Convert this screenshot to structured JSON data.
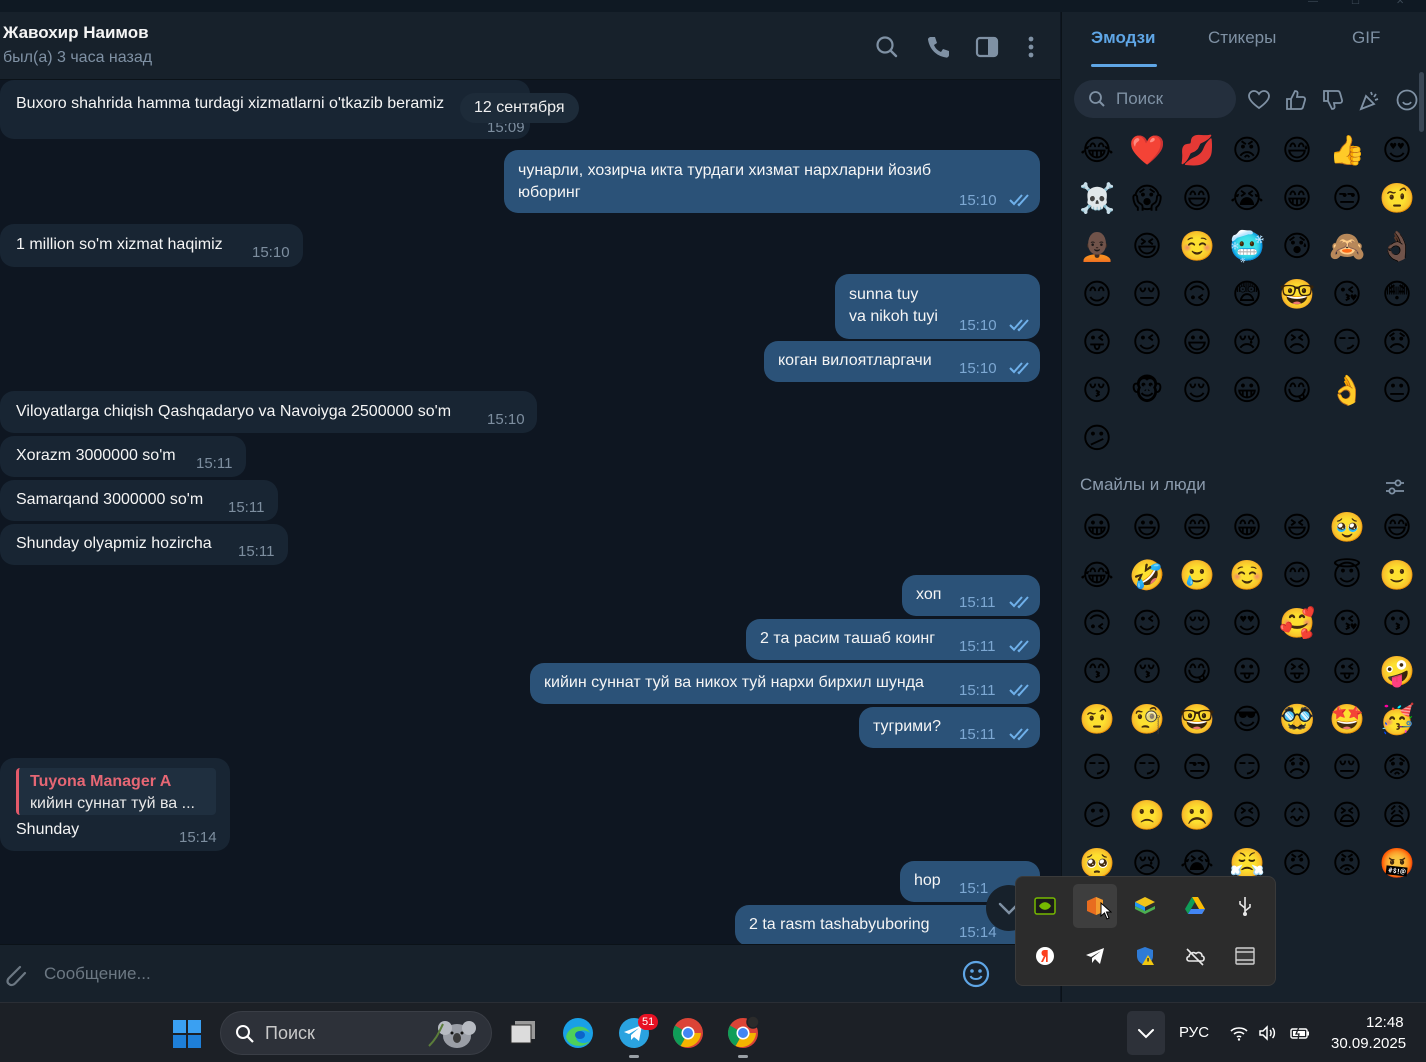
{
  "chat": {
    "contact_name": "Жавохир Наимов",
    "status": "был(а) 3 часа назад",
    "date_divider": "12 сентября",
    "messages": [
      {
        "text": "Buxoro shahrida hamma turdagi xizmatlarni o'tkazib beramiz",
        "time": "15:09",
        "dir": "in"
      },
      {
        "text": "чунарли, хозирча икта турдаги хизмат нархларни йозиб юборинг",
        "line1": "чунарли, хозирча икта турдаги хизмат нархларни йозиб",
        "line2": "юборинг",
        "time": "15:10",
        "dir": "out"
      },
      {
        "text": "1 million so'm xizmat haqimiz",
        "time": "15:10",
        "dir": "in"
      },
      {
        "line1": "sunna tuy",
        "line2": "va nikoh tuyi",
        "time": "15:10",
        "dir": "out"
      },
      {
        "text": "коган вилоятларгачи",
        "time": "15:10",
        "dir": "out"
      },
      {
        "text": "Viloyatlarga chiqish Qashqadaryo va Navoiyga 2500000 so'm",
        "time": "15:10",
        "dir": "in"
      },
      {
        "text": "Xorazm 3000000 so'm",
        "time": "15:11",
        "dir": "in"
      },
      {
        "text": "Samarqand 3000000 so'm",
        "time": "15:11",
        "dir": "in"
      },
      {
        "text": "Shunday olyapmiz hozircha",
        "time": "15:11",
        "dir": "in"
      },
      {
        "text": "хоп",
        "time": "15:11",
        "dir": "out"
      },
      {
        "text": "2 та расим ташаб коинг",
        "time": "15:11",
        "dir": "out"
      },
      {
        "text": "кийин суннат туй ва никох туй нархи бирхил шунда",
        "time": "15:11",
        "dir": "out"
      },
      {
        "text": "тугрими?",
        "time": "15:11",
        "dir": "out"
      },
      {
        "reply_name": "Tuyona Manager A",
        "reply_text": "кийин суннат туй ва ...",
        "text": "Shunday",
        "time": "15:14",
        "dir": "in"
      },
      {
        "text": "hop",
        "time": "15:1",
        "dir": "out"
      },
      {
        "text": "2 ta rasm tashabyuboring",
        "time": "15:14",
        "dir": "out"
      }
    ],
    "composer_placeholder": "Сообщение..."
  },
  "panel": {
    "tabs": [
      "Эмодзи",
      "Стикеры",
      "GIF"
    ],
    "search_placeholder": "Поиск",
    "section_title": "Смайлы и люди",
    "recent_emojis": [
      "😂",
      "❤️",
      "💋",
      "😡",
      "😅",
      "👍",
      "😍",
      "☠️",
      "😱",
      "😄",
      "😭",
      "😁",
      "😒",
      "🤨",
      "🧑🏿‍🦲",
      "😆",
      "☺️",
      "🥶",
      "😰",
      "🙈",
      "👌🏿",
      "😊",
      "😔",
      "🙃",
      "😨",
      "🤓",
      "😘",
      "😳",
      "😜",
      "😉",
      "😃",
      "😢",
      "😣",
      "😏",
      "😞",
      "😚",
      "🐵",
      "😌",
      "😀",
      "😋",
      "👌",
      "😐",
      "😕"
    ],
    "people_emojis": [
      "😀",
      "😃",
      "😄",
      "😁",
      "😆",
      "🥹",
      "😅",
      "😂",
      "🤣",
      "🥲",
      "☺️",
      "😊",
      "😇",
      "🙂",
      "🙃",
      "😉",
      "😌",
      "😍",
      "🥰",
      "😘",
      "😗",
      "😙",
      "😚",
      "😋",
      "😛",
      "😝",
      "😜",
      "🤪",
      "🤨",
      "🧐",
      "🤓",
      "😎",
      "🥸",
      "🤩",
      "🥳",
      "😏",
      "😏",
      "😒",
      "😏",
      "😞",
      "😔",
      "😟",
      "😕",
      "🙁",
      "☹️",
      "😣",
      "😖",
      "😫",
      "😩",
      "🥺",
      "😢",
      "😭",
      "😤",
      "😠",
      "😡",
      "🤬"
    ]
  },
  "tray": {
    "icons": [
      "nvidia-icon",
      "office-icon",
      "bluestacks-icon",
      "google-drive-icon",
      "usb-icon",
      "yandex-icon",
      "telegram-icon",
      "defender-warning-icon",
      "onedrive-offline-icon",
      "media-icon"
    ]
  },
  "taskbar": {
    "search_placeholder": "Поиск",
    "telegram_badge": "51",
    "language": "РУС",
    "time": "12:48",
    "date": "30.09.2025"
  }
}
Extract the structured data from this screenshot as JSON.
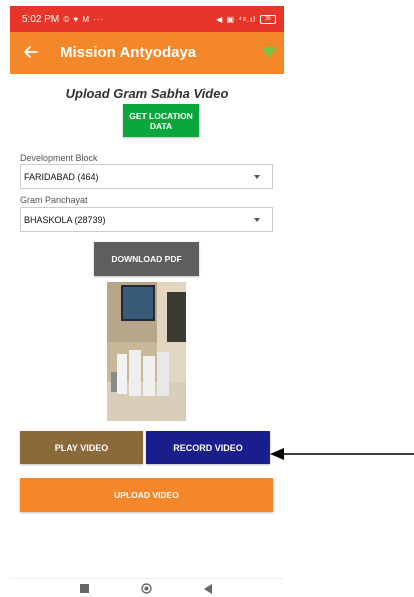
{
  "status_bar": {
    "time": "5:02 PM",
    "left_icons": "© ♥ M ···",
    "right_icons": "◀ ▣ ⁴ᵍ.ıl",
    "battery": "35"
  },
  "app_bar": {
    "title": "Mission Antyodaya",
    "back_icon": "arrow-left-icon",
    "status_icon": "wifi-icon"
  },
  "page": {
    "title": "Upload Gram Sabha Video"
  },
  "buttons": {
    "get_location": "GET LOCATION DATA",
    "download_pdf": "DOWNLOAD PDF",
    "play_video": "PLAY VIDEO",
    "record_video": "RECORD VIDEO",
    "upload_video": "UPLOAD VIDEO"
  },
  "form": {
    "development_block": {
      "label": "Development Block",
      "value": "FARIDABAD (464)"
    },
    "gram_panchayat": {
      "label": "Gram Panchayat",
      "value": "BHASKOLA (28739)"
    }
  },
  "colors": {
    "status_bar": "#e8352a",
    "app_bar": "#f5872b",
    "location_button": "#0aa63c",
    "pdf_button": "#5e5e5e",
    "play_button": "#8a6a3a",
    "record_button": "#1a1e8c",
    "upload_button": "#f5872b"
  },
  "nav": {
    "recent_icon": "square-icon",
    "home_icon": "circle-home-icon",
    "back_icon": "triangle-back-icon"
  }
}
──────────
**JOB**
Write out each entry exactly as given, but skip the pictures.

**EXPECTED ANSWER**
Convert this screenshot to structured JSON data.
{
  "chat": {
    "contact_name": "Жавохир Наимов",
    "status": "был(а) 3 часа назад",
    "date_divider": "12 сентября",
    "messages": [
      {
        "text": "Buxoro shahrida hamma turdagi xizmatlarni o'tkazib beramiz",
        "time": "15:09",
        "dir": "in"
      },
      {
        "text": "чунарли, хозирча икта турдаги хизмат нархларни йозиб юборинг",
        "line1": "чунарли, хозирча икта турдаги хизмат нархларни йозиб",
        "line2": "юборинг",
        "time": "15:10",
        "dir": "out"
      },
      {
        "text": "1 million so'm xizmat haqimiz",
        "time": "15:10",
        "dir": "in"
      },
      {
        "line1": "sunna tuy",
        "line2": "va nikoh tuyi",
        "time": "15:10",
        "dir": "out"
      },
      {
        "text": "коган вилоятларгачи",
        "time": "15:10",
        "dir": "out"
      },
      {
        "text": "Viloyatlarga chiqish Qashqadaryo va Navoiyga 2500000 so'm",
        "time": "15:10",
        "dir": "in"
      },
      {
        "text": "Xorazm 3000000 so'm",
        "time": "15:11",
        "dir": "in"
      },
      {
        "text": "Samarqand 3000000 so'm",
        "time": "15:11",
        "dir": "in"
      },
      {
        "text": "Shunday olyapmiz hozircha",
        "time": "15:11",
        "dir": "in"
      },
      {
        "text": "хоп",
        "time": "15:11",
        "dir": "out"
      },
      {
        "text": "2 та расим ташаб коинг",
        "time": "15:11",
        "dir": "out"
      },
      {
        "text": "кийин суннат туй ва никох туй нархи бирхил шунда",
        "time": "15:11",
        "dir": "out"
      },
      {
        "text": "тугрими?",
        "time": "15:11",
        "dir": "out"
      },
      {
        "reply_name": "Tuyona Manager A",
        "reply_text": "кийин суннат туй ва ...",
        "text": "Shunday",
        "time": "15:14",
        "dir": "in"
      },
      {
        "text": "hop",
        "time": "15:1",
        "dir": "out"
      },
      {
        "text": "2 ta rasm tashabyuboring",
        "time": "15:14",
        "dir": "out"
      }
    ],
    "composer_placeholder": "Сообщение..."
  },
  "panel": {
    "tabs": [
      "Эмодзи",
      "Стикеры",
      "GIF"
    ],
    "search_placeholder": "Поиск",
    "section_title": "Смайлы и люди",
    "recent_emojis": [
      "😂",
      "❤️",
      "💋",
      "😡",
      "😅",
      "👍",
      "😍",
      "☠️",
      "😱",
      "😄",
      "😭",
      "😁",
      "😒",
      "🤨",
      "🧑🏿‍🦲",
      "😆",
      "☺️",
      "🥶",
      "😰",
      "🙈",
      "👌🏿",
      "😊",
      "😔",
      "🙃",
      "😨",
      "🤓",
      "😘",
      "😳",
      "😜",
      "😉",
      "😃",
      "😢",
      "😣",
      "😏",
      "😞",
      "😚",
      "🐵",
      "😌",
      "😀",
      "😋",
      "👌",
      "😐",
      "😕"
    ],
    "people_emojis": [
      "😀",
      "😃",
      "😄",
      "😁",
      "😆",
      "🥹",
      "😅",
      "😂",
      "🤣",
      "🥲",
      "☺️",
      "😊",
      "😇",
      "🙂",
      "🙃",
      "😉",
      "😌",
      "😍",
      "🥰",
      "😘",
      "😗",
      "😙",
      "😚",
      "😋",
      "😛",
      "😝",
      "😜",
      "🤪",
      "🤨",
      "🧐",
      "🤓",
      "😎",
      "🥸",
      "🤩",
      "🥳",
      "😏",
      "😏",
      "😒",
      "😏",
      "😞",
      "😔",
      "😟",
      "😕",
      "🙁",
      "☹️",
      "😣",
      "😖",
      "😫",
      "😩",
      "🥺",
      "😢",
      "😭",
      "😤",
      "😠",
      "😡",
      "🤬"
    ]
  },
  "tray": {
    "icons": [
      "nvidia-icon",
      "office-icon",
      "bluestacks-icon",
      "google-drive-icon",
      "usb-icon",
      "yandex-icon",
      "telegram-icon",
      "defender-warning-icon",
      "onedrive-offline-icon",
      "media-icon"
    ]
  },
  "taskbar": {
    "search_placeholder": "Поиск",
    "telegram_badge": "51",
    "language": "РУС",
    "time": "12:48",
    "date": "30.09.2025"
  }
}
Extract the structured data from this screenshot as JSON.
{
  "status_bar": {
    "time": "5:02 PM",
    "left_icons": "© ♥ M ···",
    "right_icons": "◀ ▣ ⁴ᵍ.ıl",
    "battery": "35"
  },
  "app_bar": {
    "title": "Mission Antyodaya",
    "back_icon": "arrow-left-icon",
    "status_icon": "wifi-icon"
  },
  "page": {
    "title": "Upload Gram Sabha Video"
  },
  "buttons": {
    "get_location": "GET LOCATION DATA",
    "download_pdf": "DOWNLOAD PDF",
    "play_video": "PLAY VIDEO",
    "record_video": "RECORD VIDEO",
    "upload_video": "UPLOAD VIDEO"
  },
  "form": {
    "development_block": {
      "label": "Development Block",
      "value": "FARIDABAD (464)"
    },
    "gram_panchayat": {
      "label": "Gram Panchayat",
      "value": "BHASKOLA (28739)"
    }
  },
  "colors": {
    "status_bar": "#e8352a",
    "app_bar": "#f5872b",
    "location_button": "#0aa63c",
    "pdf_button": "#5e5e5e",
    "play_button": "#8a6a3a",
    "record_button": "#1a1e8c",
    "upload_button": "#f5872b"
  },
  "nav": {
    "recent_icon": "square-icon",
    "home_icon": "circle-home-icon",
    "back_icon": "triangle-back-icon"
  }
}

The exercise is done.